= Written task =
Report back each line of the records that contains the string "Название".

= Given records =
<<<<
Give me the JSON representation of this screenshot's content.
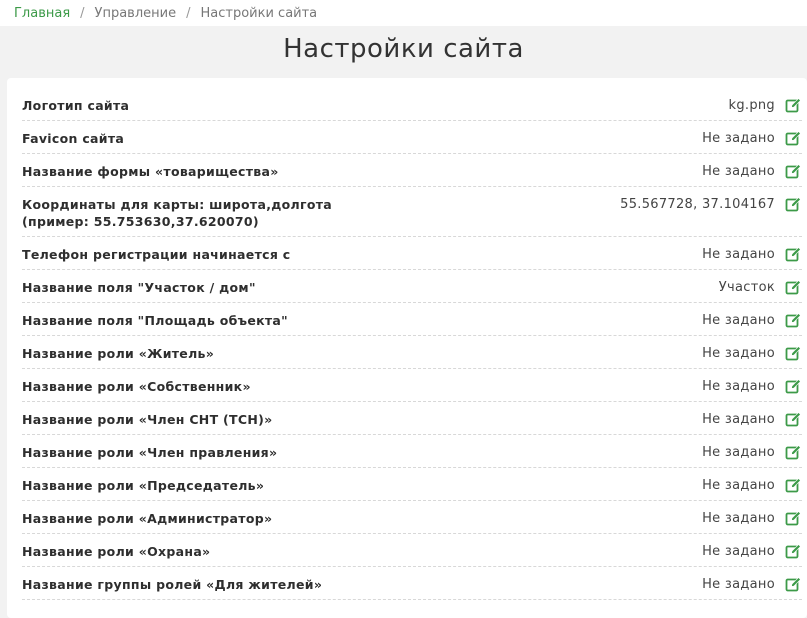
{
  "breadcrumb": {
    "items": [
      "Главная",
      "Управление",
      "Настройки сайта"
    ],
    "separator": "/"
  },
  "page_title": "Настройки сайта",
  "colors": {
    "accent": "#3c9a48"
  },
  "icons": {
    "edit": "edit-icon"
  },
  "settings": [
    {
      "label": "Логотип сайта",
      "value": "kg.png"
    },
    {
      "label": "Favicon сайта",
      "value": "Не задано"
    },
    {
      "label": "Название формы «товарищества»",
      "value": "Не задано"
    },
    {
      "label": "Координаты для карты: широта,долгота",
      "label2": "(пример: 55.753630,37.620070)",
      "value": "55.567728, 37.104167"
    },
    {
      "label": "Телефон регистрации начинается с",
      "value": "Не задано"
    },
    {
      "label": "Название поля \"Участок / дом\"",
      "value": "Участок"
    },
    {
      "label": "Название поля \"Площадь объекта\"",
      "value": "Не задано"
    },
    {
      "label": "Название роли «Житель»",
      "value": "Не задано"
    },
    {
      "label": "Название роли «Собственник»",
      "value": "Не задано"
    },
    {
      "label": "Название роли «Член СНТ (ТСН)»",
      "value": "Не задано"
    },
    {
      "label": "Название роли «Член правления»",
      "value": "Не задано"
    },
    {
      "label": "Название роли «Председатель»",
      "value": "Не задано"
    },
    {
      "label": "Название роли «Администратор»",
      "value": "Не задано"
    },
    {
      "label": "Название роли «Охрана»",
      "value": "Не задано"
    },
    {
      "label": "Название группы ролей «Для жителей»",
      "value": "Не задано"
    }
  ]
}
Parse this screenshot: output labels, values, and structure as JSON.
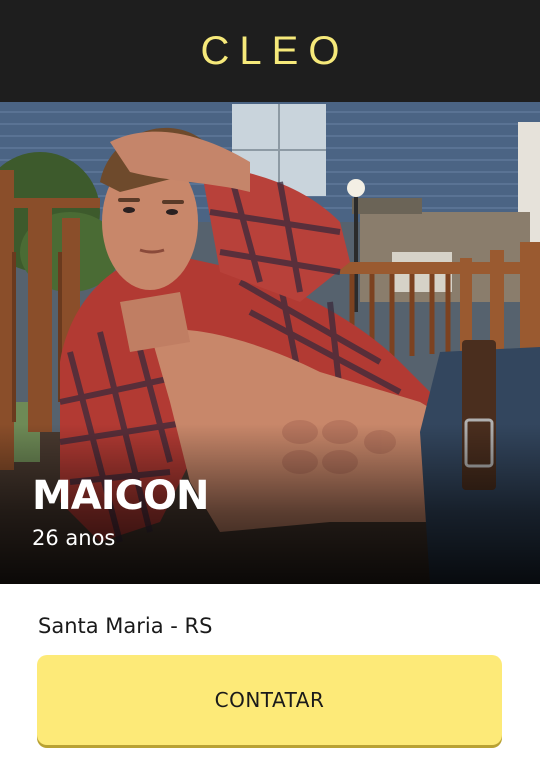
{
  "header": {
    "logo_text": "CLEO"
  },
  "profile": {
    "name": "MAICON",
    "age": "26 anos",
    "photo_icon": "profile-photo",
    "location": "Santa Maria - RS"
  },
  "actions": {
    "contact_label": "CONTATAR"
  },
  "colors": {
    "header_bg": "#1e1e1e",
    "logo": "#f6e97a",
    "button_bg": "#fdea78",
    "button_shadow": "#b9a233"
  }
}
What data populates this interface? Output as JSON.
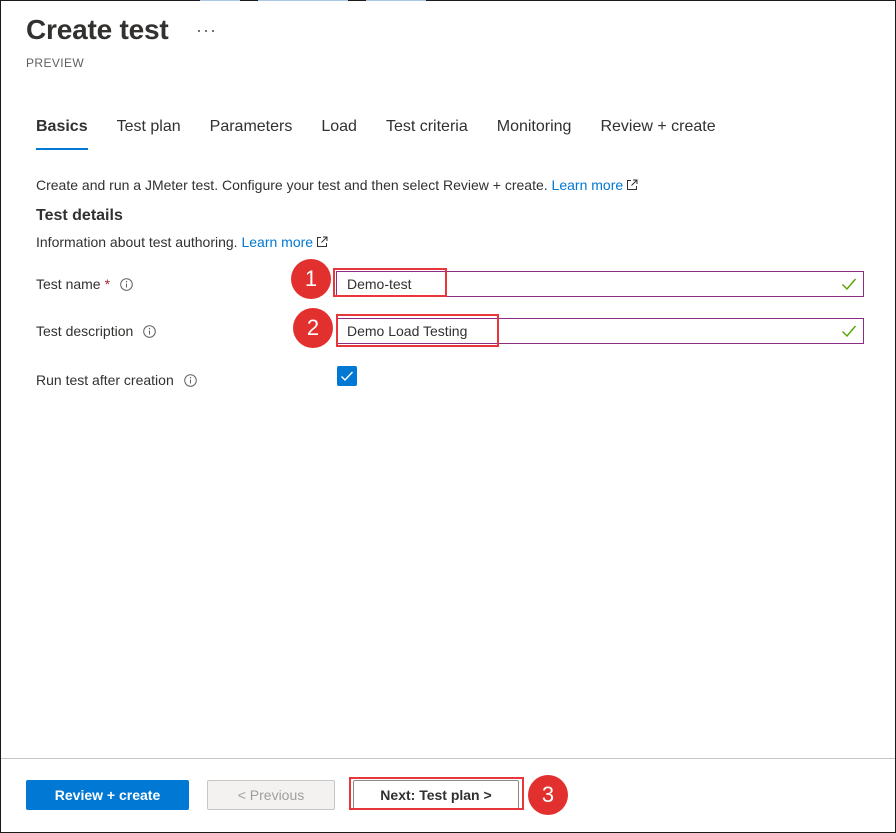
>>>>
= Exercise result =
      "label": "Название формы «товарищества»",
      "label": "Название поля \"Участок / дом\"",
      "label": "Название поля \"Площадь объекта\"",
      "label": "Название роли «Житель»",
      "label": "Название роли «Собственник»",
      "label": "Название роли «Член СНТ (ТСН)»",
      "label": "Название роли «Член правления»",
      "label": "Название роли «Председатель»",
      "label": "Название роли «Администратор»",
      "label": "Название роли «Охрана»",
      "label": "Название группы ролей «Для жителей»",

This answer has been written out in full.